Stored entries:
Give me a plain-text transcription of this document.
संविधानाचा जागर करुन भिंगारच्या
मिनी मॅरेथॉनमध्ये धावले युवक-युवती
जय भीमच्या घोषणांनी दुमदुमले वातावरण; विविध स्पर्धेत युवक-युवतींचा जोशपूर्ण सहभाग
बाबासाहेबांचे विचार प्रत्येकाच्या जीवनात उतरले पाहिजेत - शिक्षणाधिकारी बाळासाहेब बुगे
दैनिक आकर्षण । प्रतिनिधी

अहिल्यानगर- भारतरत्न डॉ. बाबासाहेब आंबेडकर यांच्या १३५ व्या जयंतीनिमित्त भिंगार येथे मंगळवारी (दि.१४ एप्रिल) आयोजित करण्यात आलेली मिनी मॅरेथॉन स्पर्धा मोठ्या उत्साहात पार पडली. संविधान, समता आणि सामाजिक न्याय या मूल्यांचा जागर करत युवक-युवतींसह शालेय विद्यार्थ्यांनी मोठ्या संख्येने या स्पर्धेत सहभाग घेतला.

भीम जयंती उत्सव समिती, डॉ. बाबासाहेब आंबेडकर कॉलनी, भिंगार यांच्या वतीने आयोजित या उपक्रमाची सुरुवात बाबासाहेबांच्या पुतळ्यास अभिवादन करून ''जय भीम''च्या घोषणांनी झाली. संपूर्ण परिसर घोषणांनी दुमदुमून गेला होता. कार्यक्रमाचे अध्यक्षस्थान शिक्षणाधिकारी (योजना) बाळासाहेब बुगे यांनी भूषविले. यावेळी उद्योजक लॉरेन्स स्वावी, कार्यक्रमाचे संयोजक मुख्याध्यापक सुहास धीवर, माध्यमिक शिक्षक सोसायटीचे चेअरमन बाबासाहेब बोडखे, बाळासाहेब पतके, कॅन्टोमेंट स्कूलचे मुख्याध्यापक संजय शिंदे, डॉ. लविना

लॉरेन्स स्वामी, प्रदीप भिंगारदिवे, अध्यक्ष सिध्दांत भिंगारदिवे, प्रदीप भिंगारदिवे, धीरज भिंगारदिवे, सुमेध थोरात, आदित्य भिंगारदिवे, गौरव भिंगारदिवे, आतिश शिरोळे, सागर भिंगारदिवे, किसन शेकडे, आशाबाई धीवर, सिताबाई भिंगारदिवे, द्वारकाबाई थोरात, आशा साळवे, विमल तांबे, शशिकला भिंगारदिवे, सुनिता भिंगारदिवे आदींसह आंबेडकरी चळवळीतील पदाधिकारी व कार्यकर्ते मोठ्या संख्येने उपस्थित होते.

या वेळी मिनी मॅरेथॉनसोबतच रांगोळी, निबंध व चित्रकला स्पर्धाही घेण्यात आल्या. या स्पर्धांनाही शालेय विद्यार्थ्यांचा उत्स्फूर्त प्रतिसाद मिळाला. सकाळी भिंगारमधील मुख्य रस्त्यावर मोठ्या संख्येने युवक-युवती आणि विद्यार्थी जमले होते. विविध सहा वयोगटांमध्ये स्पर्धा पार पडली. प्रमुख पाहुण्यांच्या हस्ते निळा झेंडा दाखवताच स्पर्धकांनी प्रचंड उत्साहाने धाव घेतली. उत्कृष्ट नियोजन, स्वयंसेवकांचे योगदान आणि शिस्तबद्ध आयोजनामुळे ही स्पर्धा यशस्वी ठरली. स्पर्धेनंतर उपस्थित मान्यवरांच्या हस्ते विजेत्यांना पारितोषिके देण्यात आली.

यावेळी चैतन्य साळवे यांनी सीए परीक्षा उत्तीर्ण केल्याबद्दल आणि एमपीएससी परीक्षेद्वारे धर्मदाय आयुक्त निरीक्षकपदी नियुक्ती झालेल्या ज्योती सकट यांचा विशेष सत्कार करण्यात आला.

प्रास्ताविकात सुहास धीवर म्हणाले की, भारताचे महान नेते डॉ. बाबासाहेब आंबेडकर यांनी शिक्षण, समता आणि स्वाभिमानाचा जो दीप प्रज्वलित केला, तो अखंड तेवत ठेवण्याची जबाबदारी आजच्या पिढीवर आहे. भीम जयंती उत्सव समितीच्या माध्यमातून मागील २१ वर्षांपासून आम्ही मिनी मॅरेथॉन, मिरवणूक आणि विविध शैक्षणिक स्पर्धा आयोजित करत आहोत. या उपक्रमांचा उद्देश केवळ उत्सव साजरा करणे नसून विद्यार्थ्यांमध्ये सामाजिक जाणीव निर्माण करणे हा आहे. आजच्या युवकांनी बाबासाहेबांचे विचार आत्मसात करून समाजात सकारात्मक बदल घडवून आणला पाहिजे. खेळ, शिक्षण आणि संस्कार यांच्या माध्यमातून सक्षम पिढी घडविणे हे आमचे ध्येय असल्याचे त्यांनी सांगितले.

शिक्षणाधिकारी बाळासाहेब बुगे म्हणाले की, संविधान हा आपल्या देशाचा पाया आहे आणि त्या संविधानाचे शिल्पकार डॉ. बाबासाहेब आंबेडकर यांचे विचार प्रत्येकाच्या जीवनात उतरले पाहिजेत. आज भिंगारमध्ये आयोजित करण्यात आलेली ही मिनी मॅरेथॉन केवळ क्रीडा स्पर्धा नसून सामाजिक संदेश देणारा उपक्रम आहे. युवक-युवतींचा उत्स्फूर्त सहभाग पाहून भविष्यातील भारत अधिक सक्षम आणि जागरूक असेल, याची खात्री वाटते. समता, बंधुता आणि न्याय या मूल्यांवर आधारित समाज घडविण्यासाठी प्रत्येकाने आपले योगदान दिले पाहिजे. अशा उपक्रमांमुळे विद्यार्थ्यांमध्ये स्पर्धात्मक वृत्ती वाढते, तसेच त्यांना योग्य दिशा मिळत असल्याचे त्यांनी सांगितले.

#### [Aim of the task]
Restate each of the entries above verbatim.

#### [Answer in full]
Give me a plain-text transcription of this document.
संविधानाचा जागर करुन भिंगारच्या
मिनी मॅरेथॉनमध्ये धावले युवक-युवती
जय भीमच्या घोषणांनी दुमदुमले वातावरण; विविध स्पर्धेत युवक-युवतींचा जोशपूर्ण सहभाग
बाबासाहेबांचे विचार प्रत्येकाच्या जीवनात उतरले पाहिजेत - शिक्षणाधिकारी बाळासाहेब बुगे
दैनिक आकर्षण । प्रतिनिधी

अहिल्यानगर- भारतरत्न डॉ. बाबासाहेब आंबेडकर यांच्या १३५ व्या जयंतीनिमित्त भिंगार येथे मंगळवारी (दि.१४ एप्रिल) आयोजित करण्यात आलेली मिनी मॅरेथॉन स्पर्धा मोठ्या उत्साहात पार पडली. संविधान, समता आणि सामाजिक न्याय या मूल्यांचा जागर करत युवक-युवतींसह शालेय विद्यार्थ्यांनी मोठ्या संख्येने या स्पर्धेत सहभाग घेतला.

भीम जयंती उत्सव समिती, डॉ. बाबासाहेब आंबेडकर कॉलनी, भिंगार यांच्या वतीने आयोजित या उपक्रमाची सुरुवात बाबासाहेबांच्या पुतळ्यास अभिवादन करून ''जय भीम''च्या घोषणांनी झाली. संपूर्ण परिसर घोषणांनी दुमदुमून गेला होता. कार्यक्रमाचे अध्यक्षस्थान शिक्षणाधिकारी (योजना) बाळासाहेब बुगे यांनी भूषविले. यावेळी उद्योजक लॉरेन्स स्वावी, कार्यक्रमाचे संयोजक मुख्याध्यापक सुहास धीवर, माध्यमिक शिक्षक सोसायटीचे चेअरमन बाबासाहेब बोडखे, बाळासाहेब पतके, कॅन्टोमेंट स्कूलचे मुख्याध्यापक संजय शिंदे, डॉ. लविना

लॉरेन्स स्वामी, प्रदीप भिंगारदिवे, अध्यक्ष सिध्दांत भिंगारदिवे, प्रदीप भिंगारदिवे, धीरज भिंगारदिवे, सुमेध थोरात, आदित्य भिंगारदिवे, गौरव भिंगारदिवे, आतिश शिरोळे, सागर भिंगारदिवे, किसन शेकडे, आशाबाई धीवर, सिताबाई भिंगारदिवे, द्वारकाबाई थोरात, आशा साळवे, विमल तांबे, शशिकला भिंगारदिवे, सुनिता भिंगारदिवे आदींसह आंबेडकरी चळवळीतील पदाधिकारी व कार्यकर्ते मोठ्या संख्येने उपस्थित होते.

या वेळी मिनी मॅरेथॉनसोबतच रांगोळी, निबंध व चित्रकला स्पर्धाही घेण्यात आल्या. या स्पर्धांनाही शालेय विद्यार्थ्यांचा उत्स्फूर्त प्रतिसाद मिळाला. सकाळी भिंगारमधील मुख्य रस्त्यावर मोठ्या संख्येने युवक-युवती आणि विद्यार्थी जमले होते. विविध सहा वयोगटांमध्ये स्पर्धा पार पडली. प्रमुख पाहुण्यांच्या हस्ते निळा झेंडा दाखवताच स्पर्धकांनी प्रचंड उत्साहाने धाव घेतली. उत्कृष्ट नियोजन, स्वयंसेवकांचे योगदान आणि शिस्तबद्ध आयोजनामुळे ही स्पर्धा यशस्वी ठरली. स्पर्धेनंतर उपस्थित मान्यवरांच्या हस्ते विजेत्यांना पारितोषिके देण्यात आली.

यावेळी चैतन्य साळवे यांनी सीए परीक्षा उत्तीर्ण केल्याबद्दल आणि एमपीएससी परीक्षेद्वारे धर्मदाय आयुक्त निरीक्षकपदी नियुक्ती झालेल्या ज्योती सकट यांचा विशेष सत्कार करण्यात आला.

प्रास्ताविकात सुहास धीवर म्हणाले की, भारताचे महान नेते डॉ. बाबासाहेब आंबेडकर यांनी शिक्षण, समता आणि स्वाभिमानाचा जो दीप प्रज्वलित केला, तो अखंड तेवत ठेवण्याची जबाबदारी आजच्या पिढीवर आहे. भीम जयंती उत्सव समितीच्या माध्यमातून मागील २१ वर्षांपासून आम्ही मिनी मॅरेथॉन, मिरवणूक आणि विविध शैक्षणिक स्पर्धा आयोजित करत आहोत. या उपक्रमांचा उद्देश केवळ उत्सव साजरा करणे नसून विद्यार्थ्यांमध्ये सामाजिक जाणीव निर्माण करणे हा आहे. आजच्या युवकांनी बाबासाहेबांचे विचार आत्मसात करून समाजात सकारात्मक बदल घडवून आणला पाहिजे. खेळ, शिक्षण आणि संस्कार यांच्या माध्यमातून सक्षम पिढी घडविणे हे आमचे ध्येय असल्याचे त्यांनी सांगितले.

शिक्षणाधिकारी बाळासाहेब बुगे म्हणाले की, संविधान हा आपल्या देशाचा पाया आहे आणि त्या संविधानाचे शिल्पकार डॉ. बाबासाहेब आंबेडकर यांचे विचार प्रत्येकाच्या जीवनात उतरले पाहिजेत. आज भिंगारमध्ये आयोजित करण्यात आलेली ही मिनी मॅरेथॉन केवळ क्रीडा स्पर्धा नसून सामाजिक संदेश देणारा उपक्रम आहे. युवक-युवतींचा उत्स्फूर्त सहभाग पाहून भविष्यातील भारत अधिक सक्षम आणि जागरूक असेल, याची खात्री वाटते. समता, बंधुता आणि न्याय या मूल्यांवर आधारित समाज घडविण्यासाठी प्रत्येकाने आपले योगदान दिले पाहिजे. अशा उपक्रमांमुळे विद्यार्थ्यांमध्ये स्पर्धात्मक वृत्ती वाढते, तसेच त्यांना योग्य दिशा मिळत असल्याचे त्यांनी सांगितले.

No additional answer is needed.